Your goal |
How many lines of these records hold the string "communities"? Reply with the number alone.

(Dataset excerpts)
+ + + + + + +

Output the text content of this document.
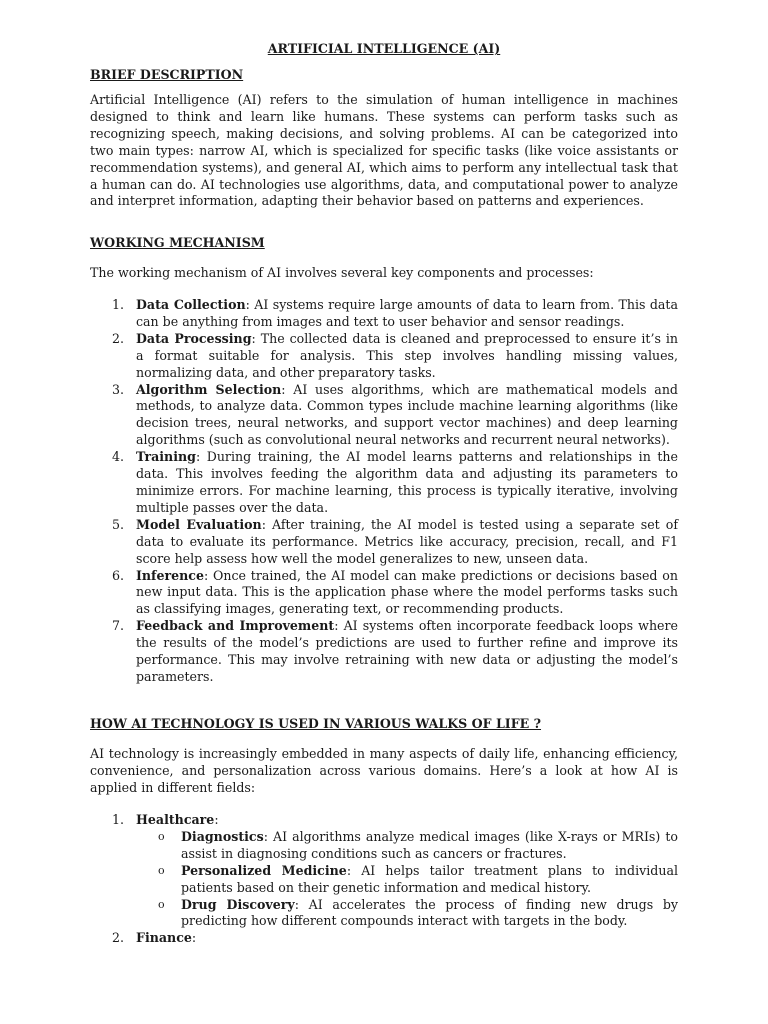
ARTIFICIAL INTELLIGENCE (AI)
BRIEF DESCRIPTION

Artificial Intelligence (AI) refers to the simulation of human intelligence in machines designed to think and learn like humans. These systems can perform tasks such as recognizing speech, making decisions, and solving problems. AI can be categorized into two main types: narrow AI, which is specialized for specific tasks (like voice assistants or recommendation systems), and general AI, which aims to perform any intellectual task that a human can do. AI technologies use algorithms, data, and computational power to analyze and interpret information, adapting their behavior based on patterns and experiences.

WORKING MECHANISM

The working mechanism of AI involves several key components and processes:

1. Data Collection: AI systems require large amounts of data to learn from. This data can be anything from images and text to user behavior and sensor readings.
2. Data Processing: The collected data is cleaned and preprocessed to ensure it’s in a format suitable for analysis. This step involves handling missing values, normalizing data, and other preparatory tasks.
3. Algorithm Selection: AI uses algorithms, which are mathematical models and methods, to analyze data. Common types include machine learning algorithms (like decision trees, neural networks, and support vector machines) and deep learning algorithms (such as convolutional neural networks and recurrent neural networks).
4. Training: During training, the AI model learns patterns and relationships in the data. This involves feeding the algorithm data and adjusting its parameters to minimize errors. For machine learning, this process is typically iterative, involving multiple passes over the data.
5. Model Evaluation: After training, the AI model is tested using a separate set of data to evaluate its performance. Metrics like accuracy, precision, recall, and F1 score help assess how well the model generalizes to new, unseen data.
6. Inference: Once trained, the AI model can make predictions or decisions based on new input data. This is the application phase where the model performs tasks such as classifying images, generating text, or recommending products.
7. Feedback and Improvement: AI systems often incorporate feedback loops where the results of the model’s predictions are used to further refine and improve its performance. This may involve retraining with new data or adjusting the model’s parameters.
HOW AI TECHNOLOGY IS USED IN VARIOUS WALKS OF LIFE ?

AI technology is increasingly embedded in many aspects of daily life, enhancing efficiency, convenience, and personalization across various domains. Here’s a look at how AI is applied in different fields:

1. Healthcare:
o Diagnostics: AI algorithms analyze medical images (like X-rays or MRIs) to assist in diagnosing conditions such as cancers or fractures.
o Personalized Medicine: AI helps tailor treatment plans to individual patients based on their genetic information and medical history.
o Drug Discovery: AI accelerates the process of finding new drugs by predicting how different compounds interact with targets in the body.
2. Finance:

+ + + + + + +

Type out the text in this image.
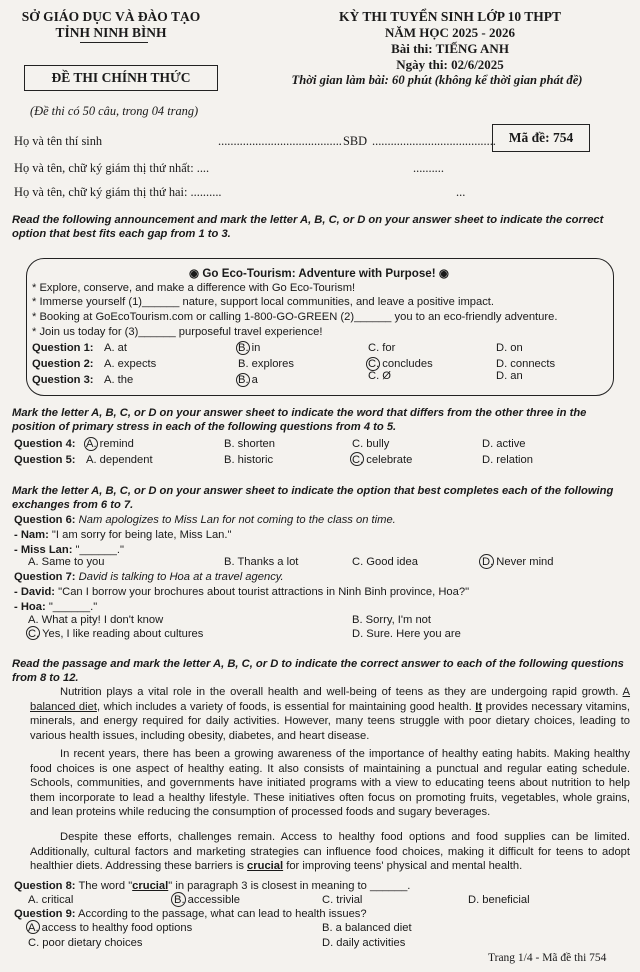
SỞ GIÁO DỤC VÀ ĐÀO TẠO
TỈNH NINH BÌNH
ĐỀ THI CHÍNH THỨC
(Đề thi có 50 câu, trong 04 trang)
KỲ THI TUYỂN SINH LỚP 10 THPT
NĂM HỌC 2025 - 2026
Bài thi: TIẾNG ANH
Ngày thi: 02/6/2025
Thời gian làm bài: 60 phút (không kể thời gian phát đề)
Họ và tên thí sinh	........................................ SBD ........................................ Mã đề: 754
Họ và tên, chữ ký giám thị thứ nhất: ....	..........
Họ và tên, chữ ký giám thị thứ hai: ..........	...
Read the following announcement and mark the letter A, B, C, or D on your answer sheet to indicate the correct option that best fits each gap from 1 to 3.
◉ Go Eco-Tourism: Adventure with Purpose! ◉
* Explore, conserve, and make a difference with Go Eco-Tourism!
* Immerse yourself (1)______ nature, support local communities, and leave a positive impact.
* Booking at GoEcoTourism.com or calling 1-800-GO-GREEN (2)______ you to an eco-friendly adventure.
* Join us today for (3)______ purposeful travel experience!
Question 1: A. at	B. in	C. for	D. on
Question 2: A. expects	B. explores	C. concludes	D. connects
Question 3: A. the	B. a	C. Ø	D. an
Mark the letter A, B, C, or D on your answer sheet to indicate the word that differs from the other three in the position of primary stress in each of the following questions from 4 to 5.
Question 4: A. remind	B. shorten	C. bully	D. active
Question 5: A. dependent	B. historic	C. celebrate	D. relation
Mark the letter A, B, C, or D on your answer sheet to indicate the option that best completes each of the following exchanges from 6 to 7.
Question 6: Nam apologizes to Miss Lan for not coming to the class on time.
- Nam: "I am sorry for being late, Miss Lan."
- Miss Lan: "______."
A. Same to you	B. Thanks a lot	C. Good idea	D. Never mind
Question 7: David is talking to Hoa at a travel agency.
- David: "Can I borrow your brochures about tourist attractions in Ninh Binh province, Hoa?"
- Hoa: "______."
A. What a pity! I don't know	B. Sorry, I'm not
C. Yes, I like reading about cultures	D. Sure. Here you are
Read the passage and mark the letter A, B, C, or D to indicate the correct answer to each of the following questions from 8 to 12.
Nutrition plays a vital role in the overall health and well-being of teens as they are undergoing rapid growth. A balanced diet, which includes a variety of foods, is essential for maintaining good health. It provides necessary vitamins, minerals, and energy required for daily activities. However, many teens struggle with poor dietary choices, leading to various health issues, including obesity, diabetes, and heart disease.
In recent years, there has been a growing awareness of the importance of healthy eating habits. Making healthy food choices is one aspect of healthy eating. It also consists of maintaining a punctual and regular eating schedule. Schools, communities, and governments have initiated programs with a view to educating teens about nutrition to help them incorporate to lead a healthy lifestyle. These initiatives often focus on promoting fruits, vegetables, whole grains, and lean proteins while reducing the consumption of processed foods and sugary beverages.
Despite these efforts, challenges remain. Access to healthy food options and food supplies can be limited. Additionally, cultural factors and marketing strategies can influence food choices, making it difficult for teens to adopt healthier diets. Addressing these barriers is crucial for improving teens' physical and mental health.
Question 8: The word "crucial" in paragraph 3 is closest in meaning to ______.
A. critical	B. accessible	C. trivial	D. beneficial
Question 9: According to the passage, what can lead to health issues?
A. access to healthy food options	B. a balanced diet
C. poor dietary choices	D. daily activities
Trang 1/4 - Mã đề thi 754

+ + + + + + +

Problem solution |
2